# The task
Extract from the listing each line in which the word "dieſer" appears.

--- Provided information ---

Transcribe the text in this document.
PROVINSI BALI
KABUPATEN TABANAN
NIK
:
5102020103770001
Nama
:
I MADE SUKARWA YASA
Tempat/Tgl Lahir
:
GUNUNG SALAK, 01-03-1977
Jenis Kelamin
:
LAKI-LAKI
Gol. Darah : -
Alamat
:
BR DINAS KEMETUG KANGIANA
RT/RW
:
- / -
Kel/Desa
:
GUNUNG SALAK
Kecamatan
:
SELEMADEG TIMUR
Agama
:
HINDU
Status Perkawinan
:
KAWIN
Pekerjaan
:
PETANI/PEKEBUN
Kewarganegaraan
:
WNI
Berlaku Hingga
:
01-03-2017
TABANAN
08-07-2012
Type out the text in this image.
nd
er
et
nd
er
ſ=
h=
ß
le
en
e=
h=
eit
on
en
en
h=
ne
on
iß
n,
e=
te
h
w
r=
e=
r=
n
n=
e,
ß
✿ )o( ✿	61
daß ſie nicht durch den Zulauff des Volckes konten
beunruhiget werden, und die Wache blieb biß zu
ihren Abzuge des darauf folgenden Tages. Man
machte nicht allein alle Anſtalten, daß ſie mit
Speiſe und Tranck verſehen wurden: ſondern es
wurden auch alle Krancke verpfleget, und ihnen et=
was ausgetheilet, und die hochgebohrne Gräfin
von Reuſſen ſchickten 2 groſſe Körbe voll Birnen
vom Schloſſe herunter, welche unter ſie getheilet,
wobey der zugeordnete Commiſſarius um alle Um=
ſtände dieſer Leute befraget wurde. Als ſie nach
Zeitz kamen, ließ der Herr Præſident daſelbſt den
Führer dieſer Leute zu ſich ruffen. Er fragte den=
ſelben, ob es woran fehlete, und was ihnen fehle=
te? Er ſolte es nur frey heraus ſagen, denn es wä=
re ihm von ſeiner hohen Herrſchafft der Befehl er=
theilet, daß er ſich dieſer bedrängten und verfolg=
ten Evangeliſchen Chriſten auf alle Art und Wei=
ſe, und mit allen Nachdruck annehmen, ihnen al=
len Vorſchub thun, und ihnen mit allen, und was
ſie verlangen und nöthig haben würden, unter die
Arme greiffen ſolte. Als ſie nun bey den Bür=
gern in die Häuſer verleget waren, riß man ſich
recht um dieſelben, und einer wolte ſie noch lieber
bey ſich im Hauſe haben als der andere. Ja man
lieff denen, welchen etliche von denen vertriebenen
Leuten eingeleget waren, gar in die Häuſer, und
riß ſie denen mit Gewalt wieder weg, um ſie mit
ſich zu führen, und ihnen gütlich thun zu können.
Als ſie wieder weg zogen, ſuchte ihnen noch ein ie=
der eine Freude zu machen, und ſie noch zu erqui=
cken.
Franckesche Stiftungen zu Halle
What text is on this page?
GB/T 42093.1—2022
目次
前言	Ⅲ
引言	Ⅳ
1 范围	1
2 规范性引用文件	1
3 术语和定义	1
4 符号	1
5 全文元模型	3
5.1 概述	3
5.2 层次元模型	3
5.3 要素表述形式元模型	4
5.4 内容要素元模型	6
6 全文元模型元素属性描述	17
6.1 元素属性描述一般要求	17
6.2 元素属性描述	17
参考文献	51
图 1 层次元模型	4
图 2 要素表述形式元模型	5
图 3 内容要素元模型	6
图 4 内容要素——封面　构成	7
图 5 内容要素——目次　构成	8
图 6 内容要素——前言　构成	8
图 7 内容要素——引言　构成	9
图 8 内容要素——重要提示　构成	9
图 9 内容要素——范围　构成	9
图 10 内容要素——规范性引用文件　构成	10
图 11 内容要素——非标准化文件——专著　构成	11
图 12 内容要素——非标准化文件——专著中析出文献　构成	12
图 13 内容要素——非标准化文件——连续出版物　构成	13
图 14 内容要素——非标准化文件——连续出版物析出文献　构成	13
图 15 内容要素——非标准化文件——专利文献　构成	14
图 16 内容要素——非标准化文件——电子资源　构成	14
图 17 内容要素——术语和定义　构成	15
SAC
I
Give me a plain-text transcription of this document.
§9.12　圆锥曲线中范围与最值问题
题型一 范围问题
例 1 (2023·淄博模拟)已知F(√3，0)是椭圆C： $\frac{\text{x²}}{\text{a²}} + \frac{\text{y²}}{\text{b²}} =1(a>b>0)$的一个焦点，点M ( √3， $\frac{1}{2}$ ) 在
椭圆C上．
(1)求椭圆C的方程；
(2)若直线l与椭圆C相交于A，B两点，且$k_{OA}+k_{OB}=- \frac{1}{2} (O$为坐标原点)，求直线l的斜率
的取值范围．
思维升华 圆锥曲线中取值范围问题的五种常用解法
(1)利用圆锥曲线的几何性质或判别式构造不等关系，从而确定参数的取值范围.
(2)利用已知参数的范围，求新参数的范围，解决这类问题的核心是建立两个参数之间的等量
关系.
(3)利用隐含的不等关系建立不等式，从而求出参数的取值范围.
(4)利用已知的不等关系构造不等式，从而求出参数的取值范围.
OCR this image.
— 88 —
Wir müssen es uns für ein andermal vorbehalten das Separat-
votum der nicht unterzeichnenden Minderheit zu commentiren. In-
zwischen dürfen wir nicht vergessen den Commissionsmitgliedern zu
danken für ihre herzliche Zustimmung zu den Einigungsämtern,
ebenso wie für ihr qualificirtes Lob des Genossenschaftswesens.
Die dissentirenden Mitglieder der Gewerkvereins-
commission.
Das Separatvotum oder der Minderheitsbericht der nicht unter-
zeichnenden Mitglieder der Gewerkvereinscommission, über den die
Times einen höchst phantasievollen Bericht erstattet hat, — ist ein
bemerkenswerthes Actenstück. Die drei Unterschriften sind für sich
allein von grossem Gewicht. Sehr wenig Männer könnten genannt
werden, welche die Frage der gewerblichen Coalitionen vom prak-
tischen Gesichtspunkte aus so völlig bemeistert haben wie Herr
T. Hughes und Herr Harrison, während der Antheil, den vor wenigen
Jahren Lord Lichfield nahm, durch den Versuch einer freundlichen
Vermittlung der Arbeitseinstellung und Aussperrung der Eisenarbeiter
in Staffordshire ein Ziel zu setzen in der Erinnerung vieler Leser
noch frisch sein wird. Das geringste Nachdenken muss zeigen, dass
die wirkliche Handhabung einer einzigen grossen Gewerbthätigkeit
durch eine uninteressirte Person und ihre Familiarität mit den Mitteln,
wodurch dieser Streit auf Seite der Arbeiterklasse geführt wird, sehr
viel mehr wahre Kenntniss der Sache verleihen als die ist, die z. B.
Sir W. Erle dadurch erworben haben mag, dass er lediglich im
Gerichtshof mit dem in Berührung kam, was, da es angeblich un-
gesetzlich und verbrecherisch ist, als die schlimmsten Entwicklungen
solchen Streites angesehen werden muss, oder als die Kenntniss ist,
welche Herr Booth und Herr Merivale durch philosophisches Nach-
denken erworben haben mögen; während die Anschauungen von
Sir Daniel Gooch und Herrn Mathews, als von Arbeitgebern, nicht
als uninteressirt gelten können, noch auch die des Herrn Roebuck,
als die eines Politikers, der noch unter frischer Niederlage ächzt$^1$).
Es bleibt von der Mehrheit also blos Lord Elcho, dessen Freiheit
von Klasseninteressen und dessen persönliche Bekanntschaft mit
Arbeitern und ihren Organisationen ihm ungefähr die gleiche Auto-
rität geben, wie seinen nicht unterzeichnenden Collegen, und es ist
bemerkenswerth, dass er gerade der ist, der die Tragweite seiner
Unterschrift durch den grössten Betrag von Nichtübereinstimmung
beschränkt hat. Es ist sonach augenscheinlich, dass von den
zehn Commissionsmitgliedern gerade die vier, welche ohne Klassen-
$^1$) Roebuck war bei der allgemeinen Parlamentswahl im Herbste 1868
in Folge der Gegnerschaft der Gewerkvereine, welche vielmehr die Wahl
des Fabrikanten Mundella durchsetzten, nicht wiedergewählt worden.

---

# Final result
ſtände dieſer Leute befraget wurde. Als ſie nach
Führer dieſer Leute zu ſich ruffen. Er fragte den=
theilet, daß er ſich dieſer bedrängten und verfolg=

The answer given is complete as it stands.